**Required work:** Search the records for the word "name" and pick out every line that has it.

**Information provided:**
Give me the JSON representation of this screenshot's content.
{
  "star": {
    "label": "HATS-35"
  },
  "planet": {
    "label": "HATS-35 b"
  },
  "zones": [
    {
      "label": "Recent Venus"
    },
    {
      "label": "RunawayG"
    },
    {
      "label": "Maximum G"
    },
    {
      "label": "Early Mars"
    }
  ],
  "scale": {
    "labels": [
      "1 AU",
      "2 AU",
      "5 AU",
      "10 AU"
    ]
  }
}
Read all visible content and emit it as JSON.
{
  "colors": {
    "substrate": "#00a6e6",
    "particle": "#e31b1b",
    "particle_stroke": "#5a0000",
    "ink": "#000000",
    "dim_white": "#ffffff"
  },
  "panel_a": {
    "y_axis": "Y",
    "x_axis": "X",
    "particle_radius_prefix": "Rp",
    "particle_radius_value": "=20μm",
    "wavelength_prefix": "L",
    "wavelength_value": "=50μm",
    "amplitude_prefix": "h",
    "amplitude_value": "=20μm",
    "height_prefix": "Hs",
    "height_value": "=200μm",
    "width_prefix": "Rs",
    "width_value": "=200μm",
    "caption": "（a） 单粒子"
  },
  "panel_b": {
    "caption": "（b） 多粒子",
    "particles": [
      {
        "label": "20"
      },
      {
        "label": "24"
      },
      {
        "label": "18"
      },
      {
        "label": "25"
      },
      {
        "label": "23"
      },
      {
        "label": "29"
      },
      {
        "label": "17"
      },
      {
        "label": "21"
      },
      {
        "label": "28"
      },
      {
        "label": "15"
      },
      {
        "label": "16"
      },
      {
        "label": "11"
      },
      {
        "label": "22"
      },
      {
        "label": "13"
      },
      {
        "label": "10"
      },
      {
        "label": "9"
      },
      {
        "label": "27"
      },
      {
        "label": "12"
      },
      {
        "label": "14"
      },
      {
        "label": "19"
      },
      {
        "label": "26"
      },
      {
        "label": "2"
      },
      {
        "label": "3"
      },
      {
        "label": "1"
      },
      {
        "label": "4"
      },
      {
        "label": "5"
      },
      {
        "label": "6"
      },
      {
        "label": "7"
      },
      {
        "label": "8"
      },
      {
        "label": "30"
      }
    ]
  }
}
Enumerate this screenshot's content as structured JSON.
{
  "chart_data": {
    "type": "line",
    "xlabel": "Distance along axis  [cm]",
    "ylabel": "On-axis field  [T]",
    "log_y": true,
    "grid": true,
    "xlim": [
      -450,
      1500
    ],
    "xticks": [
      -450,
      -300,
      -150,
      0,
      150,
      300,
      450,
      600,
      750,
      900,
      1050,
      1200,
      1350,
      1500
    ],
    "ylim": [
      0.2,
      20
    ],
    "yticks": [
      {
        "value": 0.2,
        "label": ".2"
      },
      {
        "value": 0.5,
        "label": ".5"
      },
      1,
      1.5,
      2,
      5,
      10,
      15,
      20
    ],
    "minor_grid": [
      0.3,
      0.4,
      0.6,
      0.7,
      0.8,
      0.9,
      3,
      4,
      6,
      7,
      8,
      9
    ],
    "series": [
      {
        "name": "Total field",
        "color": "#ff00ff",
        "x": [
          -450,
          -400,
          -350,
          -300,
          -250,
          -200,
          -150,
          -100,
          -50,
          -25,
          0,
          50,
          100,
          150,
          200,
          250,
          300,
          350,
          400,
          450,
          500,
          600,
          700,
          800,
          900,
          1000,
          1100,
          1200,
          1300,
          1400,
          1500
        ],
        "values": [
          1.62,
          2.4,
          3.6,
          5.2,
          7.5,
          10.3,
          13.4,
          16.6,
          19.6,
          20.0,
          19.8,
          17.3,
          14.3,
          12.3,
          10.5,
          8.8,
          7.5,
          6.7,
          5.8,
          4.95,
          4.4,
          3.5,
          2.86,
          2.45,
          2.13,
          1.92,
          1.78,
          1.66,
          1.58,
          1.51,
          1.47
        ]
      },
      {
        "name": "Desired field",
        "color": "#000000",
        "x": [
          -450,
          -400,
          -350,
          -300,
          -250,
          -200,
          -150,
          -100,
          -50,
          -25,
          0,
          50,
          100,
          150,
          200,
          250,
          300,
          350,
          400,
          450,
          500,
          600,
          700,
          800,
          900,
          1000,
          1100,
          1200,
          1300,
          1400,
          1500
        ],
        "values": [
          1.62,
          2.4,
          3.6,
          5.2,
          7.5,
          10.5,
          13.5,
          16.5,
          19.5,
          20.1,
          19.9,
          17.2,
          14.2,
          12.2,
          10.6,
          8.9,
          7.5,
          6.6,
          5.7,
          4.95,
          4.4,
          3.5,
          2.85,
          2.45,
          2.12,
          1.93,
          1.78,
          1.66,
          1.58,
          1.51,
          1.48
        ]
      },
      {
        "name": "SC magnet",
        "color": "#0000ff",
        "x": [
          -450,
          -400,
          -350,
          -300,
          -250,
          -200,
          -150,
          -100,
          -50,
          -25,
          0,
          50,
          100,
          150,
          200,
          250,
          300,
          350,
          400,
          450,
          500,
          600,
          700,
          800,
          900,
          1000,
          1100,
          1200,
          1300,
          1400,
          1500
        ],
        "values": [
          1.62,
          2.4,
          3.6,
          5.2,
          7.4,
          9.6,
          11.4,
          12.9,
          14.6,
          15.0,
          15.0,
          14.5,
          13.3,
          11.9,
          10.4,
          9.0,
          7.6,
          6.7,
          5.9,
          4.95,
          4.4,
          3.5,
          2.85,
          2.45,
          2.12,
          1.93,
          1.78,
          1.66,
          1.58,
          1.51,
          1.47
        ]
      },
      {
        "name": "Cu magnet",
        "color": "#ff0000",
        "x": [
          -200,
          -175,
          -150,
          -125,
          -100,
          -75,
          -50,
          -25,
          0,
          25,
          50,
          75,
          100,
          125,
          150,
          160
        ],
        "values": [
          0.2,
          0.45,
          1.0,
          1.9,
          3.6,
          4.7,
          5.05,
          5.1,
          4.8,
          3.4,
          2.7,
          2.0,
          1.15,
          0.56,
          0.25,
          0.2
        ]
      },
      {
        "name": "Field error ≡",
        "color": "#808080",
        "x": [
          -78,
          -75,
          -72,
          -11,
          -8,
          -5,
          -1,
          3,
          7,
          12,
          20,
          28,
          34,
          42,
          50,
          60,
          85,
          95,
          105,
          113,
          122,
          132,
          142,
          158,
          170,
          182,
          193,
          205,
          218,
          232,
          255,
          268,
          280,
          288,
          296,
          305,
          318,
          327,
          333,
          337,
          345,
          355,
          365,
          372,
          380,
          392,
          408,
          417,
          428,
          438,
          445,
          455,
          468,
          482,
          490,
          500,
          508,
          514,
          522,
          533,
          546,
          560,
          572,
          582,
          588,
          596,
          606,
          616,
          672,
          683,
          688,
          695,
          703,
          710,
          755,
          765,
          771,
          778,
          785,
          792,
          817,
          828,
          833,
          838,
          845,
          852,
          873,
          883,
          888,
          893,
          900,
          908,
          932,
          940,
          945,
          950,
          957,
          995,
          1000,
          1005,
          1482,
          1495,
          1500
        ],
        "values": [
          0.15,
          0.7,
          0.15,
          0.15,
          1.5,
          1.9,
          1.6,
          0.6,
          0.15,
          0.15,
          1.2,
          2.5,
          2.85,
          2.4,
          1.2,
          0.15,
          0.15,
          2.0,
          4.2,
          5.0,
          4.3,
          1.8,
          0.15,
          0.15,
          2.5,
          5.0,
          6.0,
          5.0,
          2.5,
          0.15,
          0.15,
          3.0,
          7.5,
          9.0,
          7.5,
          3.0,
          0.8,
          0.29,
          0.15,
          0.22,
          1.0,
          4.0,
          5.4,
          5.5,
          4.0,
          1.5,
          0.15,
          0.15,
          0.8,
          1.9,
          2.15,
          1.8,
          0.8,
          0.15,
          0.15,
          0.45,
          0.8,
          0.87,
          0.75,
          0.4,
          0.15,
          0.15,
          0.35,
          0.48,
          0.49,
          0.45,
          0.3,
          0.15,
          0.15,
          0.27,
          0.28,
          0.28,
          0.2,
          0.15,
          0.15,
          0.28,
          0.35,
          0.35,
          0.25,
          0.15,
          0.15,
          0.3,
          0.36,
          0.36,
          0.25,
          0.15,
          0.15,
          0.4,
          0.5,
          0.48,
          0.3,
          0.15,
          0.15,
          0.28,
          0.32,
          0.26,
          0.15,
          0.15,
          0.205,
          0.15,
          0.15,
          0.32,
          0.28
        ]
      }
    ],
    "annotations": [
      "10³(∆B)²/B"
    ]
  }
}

**Complete output:**
        "name": "Total field",
        "name": "Desired field",
        "name": "SC magnet",
        "name": "Cu magnet",
        "name": "Field error ≡",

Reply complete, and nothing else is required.